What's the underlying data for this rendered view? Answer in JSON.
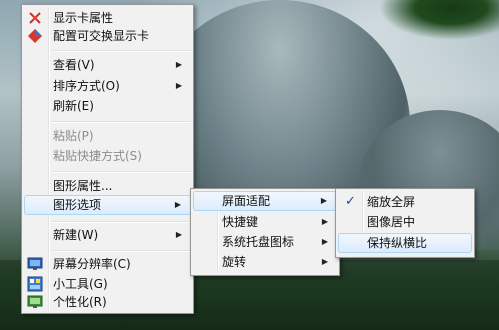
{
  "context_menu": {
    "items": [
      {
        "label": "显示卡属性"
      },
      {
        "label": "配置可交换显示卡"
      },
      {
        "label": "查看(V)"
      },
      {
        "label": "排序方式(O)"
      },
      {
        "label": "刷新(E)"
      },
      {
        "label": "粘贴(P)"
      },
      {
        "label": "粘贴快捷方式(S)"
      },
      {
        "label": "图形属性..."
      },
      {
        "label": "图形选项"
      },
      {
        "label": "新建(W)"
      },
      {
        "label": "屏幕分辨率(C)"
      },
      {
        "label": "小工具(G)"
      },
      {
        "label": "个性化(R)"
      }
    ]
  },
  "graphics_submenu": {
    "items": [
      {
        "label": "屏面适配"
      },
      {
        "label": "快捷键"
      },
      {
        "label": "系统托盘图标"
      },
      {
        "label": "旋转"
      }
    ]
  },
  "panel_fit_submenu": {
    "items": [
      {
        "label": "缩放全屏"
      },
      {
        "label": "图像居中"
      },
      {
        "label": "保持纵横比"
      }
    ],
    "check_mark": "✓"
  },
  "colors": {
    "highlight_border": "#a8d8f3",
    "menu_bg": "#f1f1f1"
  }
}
::::::
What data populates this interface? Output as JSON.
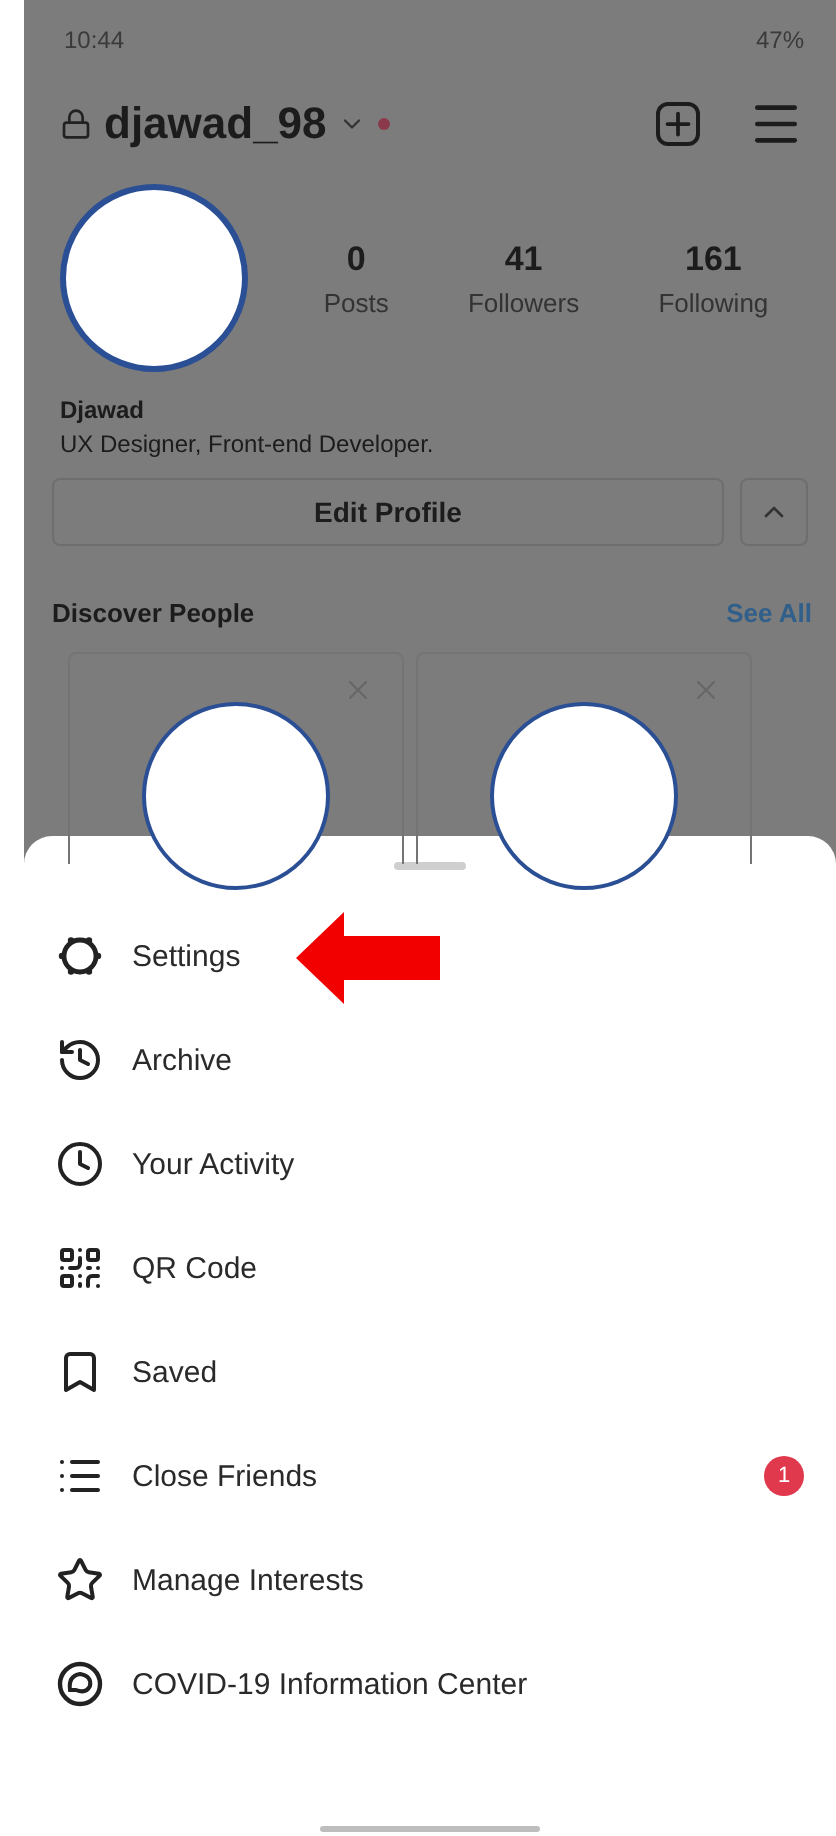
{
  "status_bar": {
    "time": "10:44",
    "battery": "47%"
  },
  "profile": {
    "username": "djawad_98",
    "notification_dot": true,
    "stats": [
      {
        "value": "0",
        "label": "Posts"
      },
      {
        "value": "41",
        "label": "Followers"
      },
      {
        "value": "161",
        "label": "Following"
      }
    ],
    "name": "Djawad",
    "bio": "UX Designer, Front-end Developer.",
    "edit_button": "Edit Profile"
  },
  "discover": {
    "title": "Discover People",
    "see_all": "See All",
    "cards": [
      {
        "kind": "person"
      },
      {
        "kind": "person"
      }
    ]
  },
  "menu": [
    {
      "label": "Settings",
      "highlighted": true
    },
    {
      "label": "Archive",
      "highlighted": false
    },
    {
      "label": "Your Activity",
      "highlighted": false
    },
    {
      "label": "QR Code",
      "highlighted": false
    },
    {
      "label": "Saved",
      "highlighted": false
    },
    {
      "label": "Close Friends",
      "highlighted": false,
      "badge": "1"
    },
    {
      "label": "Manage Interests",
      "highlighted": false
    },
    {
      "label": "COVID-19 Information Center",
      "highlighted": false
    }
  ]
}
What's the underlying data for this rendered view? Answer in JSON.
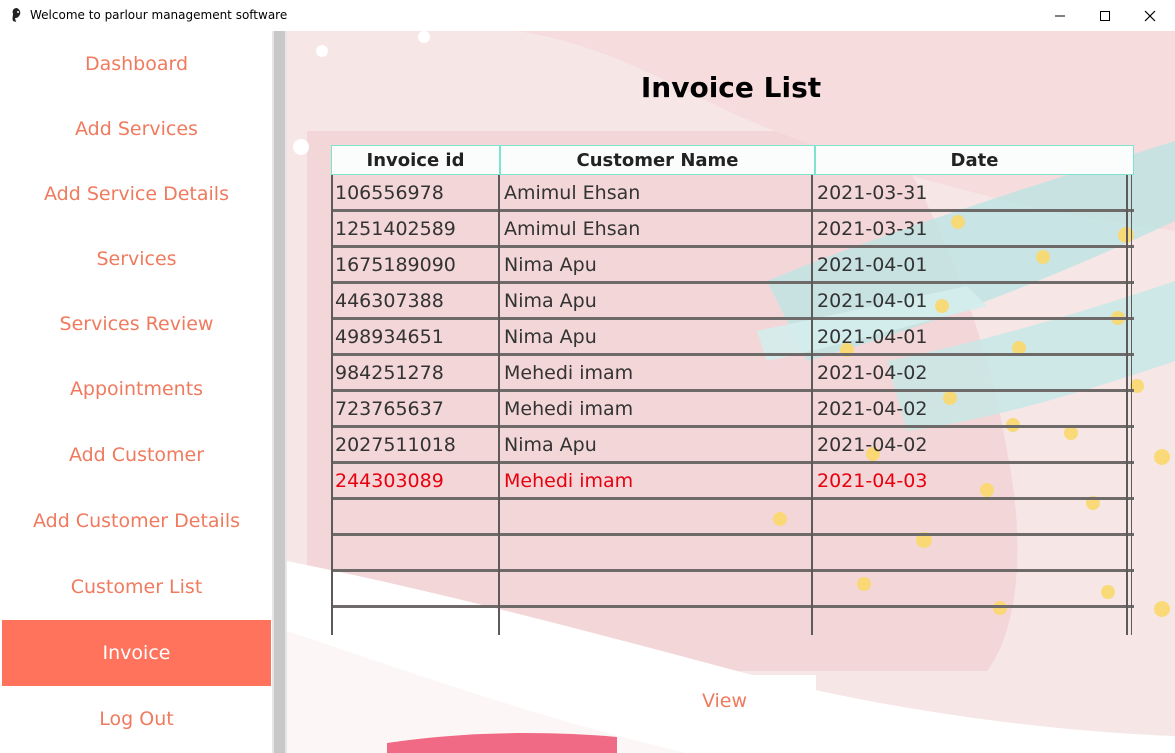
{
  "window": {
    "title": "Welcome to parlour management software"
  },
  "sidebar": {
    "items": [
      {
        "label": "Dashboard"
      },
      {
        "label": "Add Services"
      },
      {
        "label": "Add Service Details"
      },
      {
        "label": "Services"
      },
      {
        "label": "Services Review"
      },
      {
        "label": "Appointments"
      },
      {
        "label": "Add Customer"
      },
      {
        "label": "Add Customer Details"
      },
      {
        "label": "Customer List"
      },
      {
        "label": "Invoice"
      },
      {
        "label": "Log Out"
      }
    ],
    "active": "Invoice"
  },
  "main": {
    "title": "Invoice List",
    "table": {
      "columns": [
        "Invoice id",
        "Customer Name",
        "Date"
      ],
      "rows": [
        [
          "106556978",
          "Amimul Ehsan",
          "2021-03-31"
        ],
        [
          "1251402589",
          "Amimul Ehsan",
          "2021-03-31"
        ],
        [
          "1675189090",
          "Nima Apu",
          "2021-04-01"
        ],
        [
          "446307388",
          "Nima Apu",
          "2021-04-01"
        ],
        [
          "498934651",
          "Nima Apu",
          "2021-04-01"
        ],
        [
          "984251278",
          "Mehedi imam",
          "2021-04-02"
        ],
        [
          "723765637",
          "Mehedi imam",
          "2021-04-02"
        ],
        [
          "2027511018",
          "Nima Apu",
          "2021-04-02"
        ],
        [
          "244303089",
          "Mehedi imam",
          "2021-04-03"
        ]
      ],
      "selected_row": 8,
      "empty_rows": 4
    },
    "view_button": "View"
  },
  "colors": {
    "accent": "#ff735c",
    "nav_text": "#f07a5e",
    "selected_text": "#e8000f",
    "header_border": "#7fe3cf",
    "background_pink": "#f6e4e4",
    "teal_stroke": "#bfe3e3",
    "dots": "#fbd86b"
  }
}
::::::
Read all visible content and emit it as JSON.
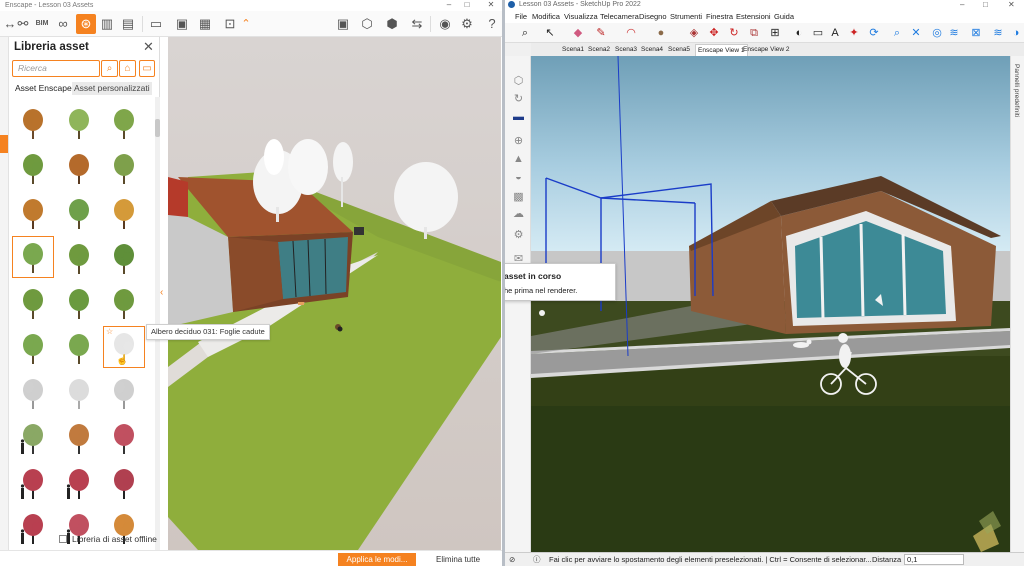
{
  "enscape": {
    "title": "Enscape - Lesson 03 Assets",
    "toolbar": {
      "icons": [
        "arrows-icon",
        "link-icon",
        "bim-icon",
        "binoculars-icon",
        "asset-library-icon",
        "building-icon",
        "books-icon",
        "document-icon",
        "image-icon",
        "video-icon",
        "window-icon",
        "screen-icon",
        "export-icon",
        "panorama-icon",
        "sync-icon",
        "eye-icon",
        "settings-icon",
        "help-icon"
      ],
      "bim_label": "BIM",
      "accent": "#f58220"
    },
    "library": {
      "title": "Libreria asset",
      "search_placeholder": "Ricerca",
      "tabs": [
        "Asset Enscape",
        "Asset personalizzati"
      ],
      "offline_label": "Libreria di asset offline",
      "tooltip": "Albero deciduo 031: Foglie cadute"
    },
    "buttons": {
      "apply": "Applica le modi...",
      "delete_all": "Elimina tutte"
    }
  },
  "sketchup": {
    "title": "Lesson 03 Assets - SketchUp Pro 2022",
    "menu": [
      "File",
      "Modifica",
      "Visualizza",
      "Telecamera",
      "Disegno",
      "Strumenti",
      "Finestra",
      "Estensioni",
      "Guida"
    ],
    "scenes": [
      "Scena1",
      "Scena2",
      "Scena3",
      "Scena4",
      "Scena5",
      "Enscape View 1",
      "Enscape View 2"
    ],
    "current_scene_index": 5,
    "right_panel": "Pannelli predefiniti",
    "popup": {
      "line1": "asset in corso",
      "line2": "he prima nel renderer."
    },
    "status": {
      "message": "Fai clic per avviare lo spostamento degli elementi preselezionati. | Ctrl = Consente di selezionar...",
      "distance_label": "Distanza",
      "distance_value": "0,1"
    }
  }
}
::::::
**Objective:**
Extract all lines that hold the word "Customer".

**The answer:**
        "label": "Add Customer"
        "label": "Add Customer Details"
        "label": "Customer List"
        "Customer Name",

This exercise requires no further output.